═════ Record list
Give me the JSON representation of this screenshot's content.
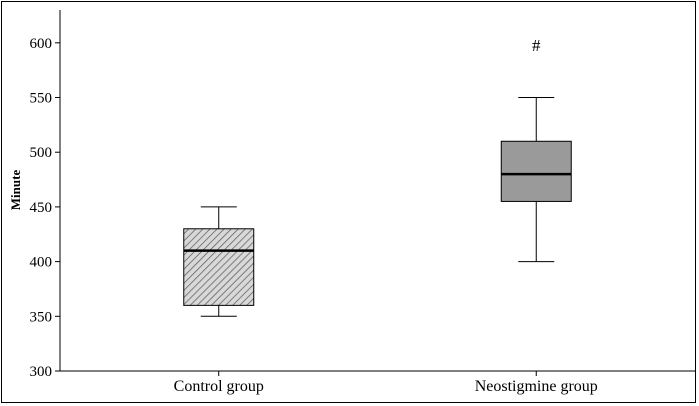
{
  "chart_data": {
    "type": "box",
    "title": "",
    "xlabel": "",
    "ylabel": "Minute",
    "ylim": [
      300,
      630
    ],
    "yticks": [
      300,
      350,
      400,
      450,
      500,
      550,
      600
    ],
    "grid": false,
    "categories": [
      "Control group",
      "Neostigmine group"
    ],
    "boxes": [
      {
        "category": "Control group",
        "min": 350,
        "q1": 360,
        "median": 410,
        "q3": 430,
        "max": 450,
        "fill": "hatched",
        "color": "#d8d8d8"
      },
      {
        "category": "Neostigmine group",
        "min": 400,
        "q1": 455,
        "median": 480,
        "q3": 510,
        "max": 550,
        "fill": "solid",
        "color": "#9a9a9a"
      }
    ],
    "annotations": [
      {
        "text": "#",
        "category": "Neostigmine group",
        "y": 598
      }
    ]
  }
}
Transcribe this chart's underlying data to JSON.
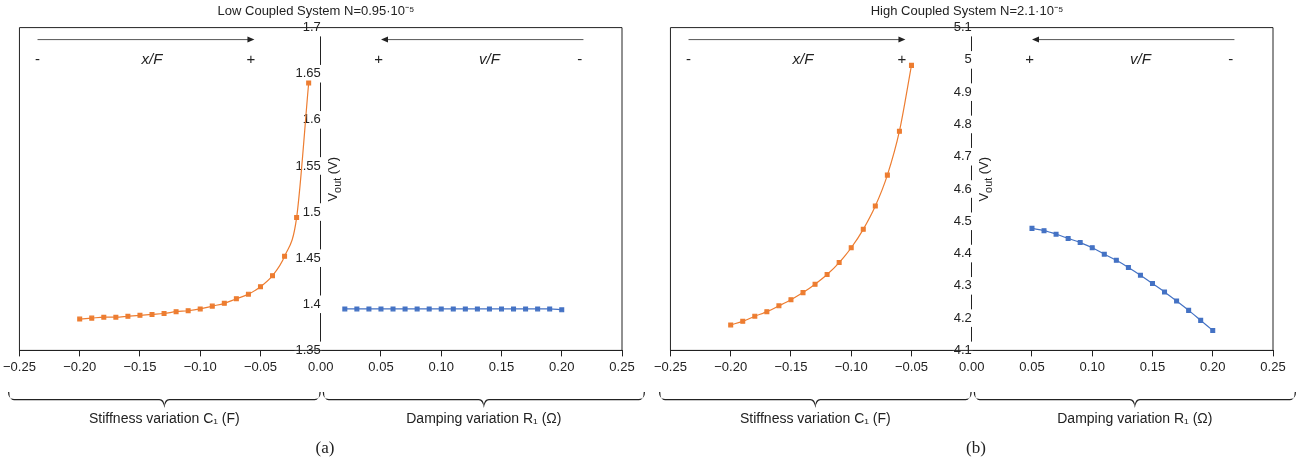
{
  "chart_data": [
    {
      "type": "line",
      "title": "Low Coupled System N=0.95·10⁻⁵",
      "ylabel": "V$_{out}$ (V)",
      "marker": "square",
      "line_style": "solid",
      "grid": false,
      "legend": false,
      "annotations": [
        "-",
        "x/F",
        "+",
        "+",
        "v/F",
        "-",
        "Stiffness variation C₁ (F)",
        "Damping variation R₁ (Ω)",
        "(a)"
      ],
      "xlim": [
        -0.25,
        0.25
      ],
      "xticks": [
        {
          "value": -0.25,
          "label": "−0.25"
        },
        {
          "value": -0.2,
          "label": "−0.20"
        },
        {
          "value": -0.15,
          "label": "−0.15"
        },
        {
          "value": -0.1,
          "label": "−0.10"
        },
        {
          "value": -0.05,
          "label": "−0.05"
        },
        {
          "value": 0,
          "label": "0.00"
        },
        {
          "value": 0.05,
          "label": "0.05"
        },
        {
          "value": 0.1,
          "label": "0.10"
        },
        {
          "value": 0.15,
          "label": "0.15"
        },
        {
          "value": 0.2,
          "label": "0.20"
        },
        {
          "value": 0.25,
          "label": "0.25"
        }
      ],
      "ylim": [
        1.35,
        1.7
      ],
      "yticks": [
        1.35,
        1.4,
        1.45,
        1.5,
        1.55,
        1.6,
        1.65,
        1.7
      ],
      "series": [
        {
          "color": "#ed7d31",
          "x": [
            -0.2,
            -0.19,
            -0.18,
            -0.17,
            -0.16,
            -0.15,
            -0.14,
            -0.13,
            -0.12,
            -0.11,
            -0.1,
            -0.09,
            -0.08,
            -0.07,
            -0.06,
            -0.05,
            -0.04,
            -0.03,
            -0.02,
            -0.01
          ],
          "values": [
            1.384,
            1.385,
            1.386,
            1.386,
            1.387,
            1.388,
            1.389,
            1.39,
            1.392,
            1.393,
            1.395,
            1.398,
            1.401,
            1.406,
            1.411,
            1.419,
            1.431,
            1.452,
            1.494,
            1.64
          ]
        },
        {
          "color": "#4472c4",
          "x": [
            0.02,
            0.03,
            0.04,
            0.05,
            0.06,
            0.07,
            0.08,
            0.09,
            0.1,
            0.11,
            0.12,
            0.13,
            0.14,
            0.15,
            0.16,
            0.17,
            0.18,
            0.19,
            0.2
          ],
          "values": [
            1.395,
            1.395,
            1.395,
            1.395,
            1.395,
            1.395,
            1.395,
            1.395,
            1.395,
            1.395,
            1.395,
            1.395,
            1.395,
            1.395,
            1.395,
            1.395,
            1.395,
            1.395,
            1.394
          ]
        }
      ]
    },
    {
      "type": "line",
      "title": "High Coupled System N=2.1·10⁻⁵",
      "ylabel": "V$_{out}$ (V)",
      "marker": "square",
      "line_style": "solid",
      "grid": false,
      "legend": false,
      "annotations": [
        "-",
        "x/F",
        "+",
        "+",
        "v/F",
        "-",
        "Stiffness variation C₁ (F)",
        "Damping variation R₁ (Ω)",
        "(b)"
      ],
      "xlim": [
        -0.25,
        0.25
      ],
      "xticks": [
        {
          "value": -0.25,
          "label": "−0.25"
        },
        {
          "value": -0.2,
          "label": "−0.20"
        },
        {
          "value": -0.15,
          "label": "−0.15"
        },
        {
          "value": -0.1,
          "label": "−0.10"
        },
        {
          "value": -0.05,
          "label": "−0.05"
        },
        {
          "value": 0,
          "label": "0.00"
        },
        {
          "value": 0.05,
          "label": "0.05"
        },
        {
          "value": 0.1,
          "label": "0.10"
        },
        {
          "value": 0.15,
          "label": "0.15"
        },
        {
          "value": 0.2,
          "label": "0.20"
        },
        {
          "value": 0.25,
          "label": "0.25"
        }
      ],
      "ylim": [
        4.1,
        5.1
      ],
      "yticks": [
        4.1,
        4.2,
        4.3,
        4.4,
        4.5,
        4.6,
        4.7,
        4.8,
        4.9,
        5,
        5.1
      ],
      "series": [
        {
          "color": "#ed7d31",
          "x": [
            -0.2,
            -0.19,
            -0.18,
            -0.17,
            -0.16,
            -0.15,
            -0.14,
            -0.13,
            -0.12,
            -0.11,
            -0.1,
            -0.09,
            -0.08,
            -0.07,
            -0.06,
            -0.05
          ],
          "values": [
            4.179,
            4.19,
            4.206,
            4.22,
            4.238,
            4.257,
            4.279,
            4.305,
            4.335,
            4.372,
            4.418,
            4.475,
            4.547,
            4.643,
            4.779,
            4.983
          ]
        },
        {
          "color": "#4472c4",
          "x": [
            0.05,
            0.06,
            0.07,
            0.08,
            0.09,
            0.1,
            0.11,
            0.12,
            0.13,
            0.14,
            0.15,
            0.16,
            0.17,
            0.18,
            0.19,
            0.2
          ],
          "values": [
            4.478,
            4.471,
            4.46,
            4.447,
            4.434,
            4.418,
            4.398,
            4.379,
            4.357,
            4.333,
            4.307,
            4.281,
            4.253,
            4.224,
            4.193,
            4.162
          ]
        }
      ]
    }
  ]
}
══════════
**Exercise instructions:**
Leave the images out and output the remaining material exactly as it stands.

**The reply:**
Give me the JSON representation of this screenshot's content.
{
  "chart_data": {
    "type": "box",
    "title": "",
    "xlabel": "",
    "ylabel": "Minute",
    "ylim": [
      300,
      630
    ],
    "yticks": [
      300,
      350,
      400,
      450,
      500,
      550,
      600
    ],
    "grid": false,
    "categories": [
      "Control group",
      "Neostigmine group"
    ],
    "boxes": [
      {
        "category": "Control group",
        "min": 350,
        "q1": 360,
        "median": 410,
        "q3": 430,
        "max": 450,
        "fill": "hatched",
        "color": "#d8d8d8"
      },
      {
        "category": "Neostigmine group",
        "min": 400,
        "q1": 455,
        "median": 480,
        "q3": 510,
        "max": 550,
        "fill": "solid",
        "color": "#9a9a9a"
      }
    ],
    "annotations": [
      {
        "text": "#",
        "category": "Neostigmine group",
        "y": 598
      }
    ]
  }
}
Transcribe this chart's underlying data to JSON.
{
  "chart_data": [
    {
      "type": "line",
      "title": "Low Coupled System N=0.95·10⁻⁵",
      "ylabel": "V$_{out}$ (V)",
      "marker": "square",
      "line_style": "solid",
      "grid": false,
      "legend": false,
      "annotations": [
        "-",
        "x/F",
        "+",
        "+",
        "v/F",
        "-",
        "Stiffness variation C₁ (F)",
        "Damping variation R₁ (Ω)",
        "(a)"
      ],
      "xlim": [
        -0.25,
        0.25
      ],
      "xticks": [
        {
          "value": -0.25,
          "label": "−0.25"
        },
        {
          "value": -0.2,
          "label": "−0.20"
        },
        {
          "value": -0.15,
          "label": "−0.15"
        },
        {
          "value": -0.1,
          "label": "−0.10"
        },
        {
          "value": -0.05,
          "label": "−0.05"
        },
        {
          "value": 0,
          "label": "0.00"
        },
        {
          "value": 0.05,
          "label": "0.05"
        },
        {
          "value": 0.1,
          "label": "0.10"
        },
        {
          "value": 0.15,
          "label": "0.15"
        },
        {
          "value": 0.2,
          "label": "0.20"
        },
        {
          "value": 0.25,
          "label": "0.25"
        }
      ],
      "ylim": [
        1.35,
        1.7
      ],
      "yticks": [
        1.35,
        1.4,
        1.45,
        1.5,
        1.55,
        1.6,
        1.65,
        1.7
      ],
      "series": [
        {
          "color": "#ed7d31",
          "x": [
            -0.2,
            -0.19,
            -0.18,
            -0.17,
            -0.16,
            -0.15,
            -0.14,
            -0.13,
            -0.12,
            -0.11,
            -0.1,
            -0.09,
            -0.08,
            -0.07,
            -0.06,
            -0.05,
            -0.04,
            -0.03,
            -0.02,
            -0.01
          ],
          "values": [
            1.384,
            1.385,
            1.386,
            1.386,
            1.387,
            1.388,
            1.389,
            1.39,
            1.392,
            1.393,
            1.395,
            1.398,
            1.401,
            1.406,
            1.411,
            1.419,
            1.431,
            1.452,
            1.494,
            1.64
          ]
        },
        {
          "color": "#4472c4",
          "x": [
            0.02,
            0.03,
            0.04,
            0.05,
            0.06,
            0.07,
            0.08,
            0.09,
            0.1,
            0.11,
            0.12,
            0.13,
            0.14,
            0.15,
            0.16,
            0.17,
            0.18,
            0.19,
            0.2
          ],
          "values": [
            1.395,
            1.395,
            1.395,
            1.395,
            1.395,
            1.395,
            1.395,
            1.395,
            1.395,
            1.395,
            1.395,
            1.395,
            1.395,
            1.395,
            1.395,
            1.395,
            1.395,
            1.395,
            1.394
          ]
        }
      ]
    },
    {
      "type": "line",
      "title": "High Coupled System N=2.1·10⁻⁵",
      "ylabel": "V$_{out}$ (V)",
      "marker": "square",
      "line_style": "solid",
      "grid": false,
      "legend": false,
      "annotations": [
        "-",
        "x/F",
        "+",
        "+",
        "v/F",
        "-",
        "Stiffness variation C₁ (F)",
        "Damping variation R₁ (Ω)",
        "(b)"
      ],
      "xlim": [
        -0.25,
        0.25
      ],
      "xticks": [
        {
          "value": -0.25,
          "label": "−0.25"
        },
        {
          "value": -0.2,
          "label": "−0.20"
        },
        {
          "value": -0.15,
          "label": "−0.15"
        },
        {
          "value": -0.1,
          "label": "−0.10"
        },
        {
          "value": -0.05,
          "label": "−0.05"
        },
        {
          "value": 0,
          "label": "0.00"
        },
        {
          "value": 0.05,
          "label": "0.05"
        },
        {
          "value": 0.1,
          "label": "0.10"
        },
        {
          "value": 0.15,
          "label": "0.15"
        },
        {
          "value": 0.2,
          "label": "0.20"
        },
        {
          "value": 0.25,
          "label": "0.25"
        }
      ],
      "ylim": [
        4.1,
        5.1
      ],
      "yticks": [
        4.1,
        4.2,
        4.3,
        4.4,
        4.5,
        4.6,
        4.7,
        4.8,
        4.9,
        5,
        5.1
      ],
      "series": [
        {
          "color": "#ed7d31",
          "x": [
            -0.2,
            -0.19,
            -0.18,
            -0.17,
            -0.16,
            -0.15,
            -0.14,
            -0.13,
            -0.12,
            -0.11,
            -0.1,
            -0.09,
            -0.08,
            -0.07,
            -0.06,
            -0.05
          ],
          "values": [
            4.179,
            4.19,
            4.206,
            4.22,
            4.238,
            4.257,
            4.279,
            4.305,
            4.335,
            4.372,
            4.418,
            4.475,
            4.547,
            4.643,
            4.779,
            4.983
          ]
        },
        {
          "color": "#4472c4",
          "x": [
            0.05,
            0.06,
            0.07,
            0.08,
            0.09,
            0.1,
            0.11,
            0.12,
            0.13,
            0.14,
            0.15,
            0.16,
            0.17,
            0.18,
            0.19,
            0.2
          ],
          "values": [
            4.478,
            4.471,
            4.46,
            4.447,
            4.434,
            4.418,
            4.398,
            4.379,
            4.357,
            4.333,
            4.307,
            4.281,
            4.253,
            4.224,
            4.193,
            4.162
          ]
        }
      ]
    }
  ]
}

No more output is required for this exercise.